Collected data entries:
◇ ◇ ◇ ◇
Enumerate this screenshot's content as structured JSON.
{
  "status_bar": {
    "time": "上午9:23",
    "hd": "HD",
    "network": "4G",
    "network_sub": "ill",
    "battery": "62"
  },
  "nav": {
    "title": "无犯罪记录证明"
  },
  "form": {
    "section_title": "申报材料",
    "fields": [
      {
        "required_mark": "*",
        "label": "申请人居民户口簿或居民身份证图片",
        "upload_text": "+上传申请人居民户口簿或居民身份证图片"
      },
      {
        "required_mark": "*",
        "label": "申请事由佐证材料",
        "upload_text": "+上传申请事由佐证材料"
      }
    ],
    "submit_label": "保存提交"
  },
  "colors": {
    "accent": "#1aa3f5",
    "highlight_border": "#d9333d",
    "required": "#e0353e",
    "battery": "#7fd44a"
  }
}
◇ ◇ ◇ ◇
### [Exercise prompt]
Copy out the whole listing exactly as written.

### [Result]
Enumerate this screenshot's content as structured JSON.
{
  "status_bar": {
    "time": "上午9:23",
    "hd": "HD",
    "network": "4G",
    "network_sub": "ill",
    "battery": "62"
  },
  "nav": {
    "title": "无犯罪记录证明"
  },
  "form": {
    "section_title": "申报材料",
    "fields": [
      {
        "required_mark": "*",
        "label": "申请人居民户口簿或居民身份证图片",
        "upload_text": "+上传申请人居民户口簿或居民身份证图片"
      },
      {
        "required_mark": "*",
        "label": "申请事由佐证材料",
        "upload_text": "+上传申请事由佐证材料"
      }
    ],
    "submit_label": "保存提交"
  },
  "colors": {
    "accent": "#1aa3f5",
    "highlight_border": "#d9333d",
    "required": "#e0353e",
    "battery": "#7fd44a"
  }
}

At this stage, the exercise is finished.